TASK DESCRIPTION. Your answer should be a single number: the count of lines that include "series".

RECORDS SHOWN.
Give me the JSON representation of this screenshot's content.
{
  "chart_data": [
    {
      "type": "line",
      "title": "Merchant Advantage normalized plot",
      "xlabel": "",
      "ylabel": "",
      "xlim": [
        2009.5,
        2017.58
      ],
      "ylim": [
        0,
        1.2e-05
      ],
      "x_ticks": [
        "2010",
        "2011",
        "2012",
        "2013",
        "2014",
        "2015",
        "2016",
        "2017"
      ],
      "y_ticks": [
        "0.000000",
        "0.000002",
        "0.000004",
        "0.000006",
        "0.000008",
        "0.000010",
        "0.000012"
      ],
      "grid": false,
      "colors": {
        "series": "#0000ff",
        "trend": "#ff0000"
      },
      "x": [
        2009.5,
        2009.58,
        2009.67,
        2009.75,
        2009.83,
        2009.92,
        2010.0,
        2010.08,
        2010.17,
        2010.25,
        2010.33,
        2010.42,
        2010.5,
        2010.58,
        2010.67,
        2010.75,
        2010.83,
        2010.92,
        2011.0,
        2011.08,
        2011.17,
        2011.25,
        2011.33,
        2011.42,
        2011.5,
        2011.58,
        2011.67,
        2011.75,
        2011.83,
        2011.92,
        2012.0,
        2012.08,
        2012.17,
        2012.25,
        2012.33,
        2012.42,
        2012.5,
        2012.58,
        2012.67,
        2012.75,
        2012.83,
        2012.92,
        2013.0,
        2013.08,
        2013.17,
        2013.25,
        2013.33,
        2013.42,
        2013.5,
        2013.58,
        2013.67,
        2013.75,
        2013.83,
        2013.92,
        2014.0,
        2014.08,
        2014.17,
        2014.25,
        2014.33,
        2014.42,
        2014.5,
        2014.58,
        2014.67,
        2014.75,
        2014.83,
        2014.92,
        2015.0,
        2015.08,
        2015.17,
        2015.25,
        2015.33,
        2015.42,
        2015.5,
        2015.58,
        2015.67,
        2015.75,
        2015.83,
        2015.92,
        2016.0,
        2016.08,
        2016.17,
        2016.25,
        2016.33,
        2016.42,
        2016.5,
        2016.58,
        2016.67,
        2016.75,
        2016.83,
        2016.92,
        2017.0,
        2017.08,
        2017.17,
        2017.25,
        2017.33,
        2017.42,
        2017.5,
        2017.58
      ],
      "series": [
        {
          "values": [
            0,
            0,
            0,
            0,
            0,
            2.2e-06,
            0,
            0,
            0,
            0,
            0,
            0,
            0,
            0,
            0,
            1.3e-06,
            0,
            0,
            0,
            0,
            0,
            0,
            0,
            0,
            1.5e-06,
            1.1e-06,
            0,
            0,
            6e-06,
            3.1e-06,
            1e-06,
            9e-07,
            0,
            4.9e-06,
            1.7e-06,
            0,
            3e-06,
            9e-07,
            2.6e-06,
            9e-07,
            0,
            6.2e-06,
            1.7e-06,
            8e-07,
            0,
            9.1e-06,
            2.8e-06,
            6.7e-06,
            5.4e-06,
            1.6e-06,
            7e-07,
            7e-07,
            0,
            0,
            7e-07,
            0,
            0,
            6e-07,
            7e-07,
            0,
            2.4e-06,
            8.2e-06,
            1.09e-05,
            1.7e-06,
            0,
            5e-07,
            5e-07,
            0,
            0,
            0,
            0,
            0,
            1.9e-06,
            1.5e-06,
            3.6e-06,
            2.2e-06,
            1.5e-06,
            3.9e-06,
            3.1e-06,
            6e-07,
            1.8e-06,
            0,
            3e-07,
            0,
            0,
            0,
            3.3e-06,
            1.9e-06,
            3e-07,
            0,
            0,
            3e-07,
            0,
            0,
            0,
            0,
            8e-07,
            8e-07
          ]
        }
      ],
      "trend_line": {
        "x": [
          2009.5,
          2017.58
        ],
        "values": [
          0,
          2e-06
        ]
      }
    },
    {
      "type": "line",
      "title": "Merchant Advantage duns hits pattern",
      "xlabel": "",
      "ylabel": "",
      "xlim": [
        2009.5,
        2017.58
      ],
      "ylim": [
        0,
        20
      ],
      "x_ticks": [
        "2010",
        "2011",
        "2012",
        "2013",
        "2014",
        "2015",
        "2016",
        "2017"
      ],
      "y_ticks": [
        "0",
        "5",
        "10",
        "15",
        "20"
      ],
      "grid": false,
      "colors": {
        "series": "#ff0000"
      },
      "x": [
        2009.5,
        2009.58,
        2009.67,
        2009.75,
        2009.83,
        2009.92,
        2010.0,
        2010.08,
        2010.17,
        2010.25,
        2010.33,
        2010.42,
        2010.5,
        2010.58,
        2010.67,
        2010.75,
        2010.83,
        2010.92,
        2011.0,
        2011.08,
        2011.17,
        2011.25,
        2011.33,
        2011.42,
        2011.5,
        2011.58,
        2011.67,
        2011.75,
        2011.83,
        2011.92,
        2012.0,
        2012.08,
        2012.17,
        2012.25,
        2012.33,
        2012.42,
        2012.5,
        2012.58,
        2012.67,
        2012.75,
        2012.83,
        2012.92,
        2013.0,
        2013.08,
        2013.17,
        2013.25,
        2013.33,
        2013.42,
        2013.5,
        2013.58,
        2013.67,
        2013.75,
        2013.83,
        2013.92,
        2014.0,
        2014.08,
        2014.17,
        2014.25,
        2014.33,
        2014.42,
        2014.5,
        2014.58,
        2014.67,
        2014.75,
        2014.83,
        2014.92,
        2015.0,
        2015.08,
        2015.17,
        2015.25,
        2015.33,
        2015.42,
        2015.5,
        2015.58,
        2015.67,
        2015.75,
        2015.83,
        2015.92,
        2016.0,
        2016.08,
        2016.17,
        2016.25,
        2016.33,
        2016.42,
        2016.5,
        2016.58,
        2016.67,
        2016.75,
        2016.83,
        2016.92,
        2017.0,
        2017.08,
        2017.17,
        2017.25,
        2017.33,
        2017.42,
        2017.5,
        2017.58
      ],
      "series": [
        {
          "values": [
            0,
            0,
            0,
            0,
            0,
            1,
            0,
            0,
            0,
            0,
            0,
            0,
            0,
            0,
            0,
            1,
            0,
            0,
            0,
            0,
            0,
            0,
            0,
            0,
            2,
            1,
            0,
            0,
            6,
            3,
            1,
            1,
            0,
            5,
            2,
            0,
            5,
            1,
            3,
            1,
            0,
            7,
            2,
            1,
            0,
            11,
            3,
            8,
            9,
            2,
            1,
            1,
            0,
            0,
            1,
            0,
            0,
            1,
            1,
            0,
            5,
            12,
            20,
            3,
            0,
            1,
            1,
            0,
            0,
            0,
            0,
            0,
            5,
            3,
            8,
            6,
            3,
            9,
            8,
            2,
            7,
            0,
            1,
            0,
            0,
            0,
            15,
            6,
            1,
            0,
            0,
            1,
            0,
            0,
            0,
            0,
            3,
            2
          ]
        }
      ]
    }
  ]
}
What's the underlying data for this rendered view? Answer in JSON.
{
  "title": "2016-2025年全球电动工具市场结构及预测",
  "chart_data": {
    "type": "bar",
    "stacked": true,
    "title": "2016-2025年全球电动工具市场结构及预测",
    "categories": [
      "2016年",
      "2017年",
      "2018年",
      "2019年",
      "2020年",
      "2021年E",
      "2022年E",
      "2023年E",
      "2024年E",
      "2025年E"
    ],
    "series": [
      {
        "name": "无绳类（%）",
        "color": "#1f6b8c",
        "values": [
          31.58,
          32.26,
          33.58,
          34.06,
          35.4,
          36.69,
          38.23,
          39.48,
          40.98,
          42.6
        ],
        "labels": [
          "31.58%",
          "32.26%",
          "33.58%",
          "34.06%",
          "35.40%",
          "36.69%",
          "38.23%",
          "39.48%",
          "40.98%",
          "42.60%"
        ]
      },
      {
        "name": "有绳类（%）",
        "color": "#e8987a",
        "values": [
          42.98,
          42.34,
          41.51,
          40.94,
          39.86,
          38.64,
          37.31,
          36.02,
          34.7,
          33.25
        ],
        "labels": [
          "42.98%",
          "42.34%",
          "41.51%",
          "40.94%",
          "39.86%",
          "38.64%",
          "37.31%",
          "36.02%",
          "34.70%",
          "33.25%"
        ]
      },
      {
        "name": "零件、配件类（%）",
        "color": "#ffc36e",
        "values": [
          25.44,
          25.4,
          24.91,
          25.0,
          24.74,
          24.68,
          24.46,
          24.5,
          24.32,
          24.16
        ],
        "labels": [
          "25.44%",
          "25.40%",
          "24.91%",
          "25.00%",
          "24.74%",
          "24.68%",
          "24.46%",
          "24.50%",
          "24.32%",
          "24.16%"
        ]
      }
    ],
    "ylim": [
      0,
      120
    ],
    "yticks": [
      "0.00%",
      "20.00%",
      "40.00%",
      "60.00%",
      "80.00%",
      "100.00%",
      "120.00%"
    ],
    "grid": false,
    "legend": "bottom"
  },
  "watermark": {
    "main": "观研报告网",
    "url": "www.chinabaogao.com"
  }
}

RESPONSE. 5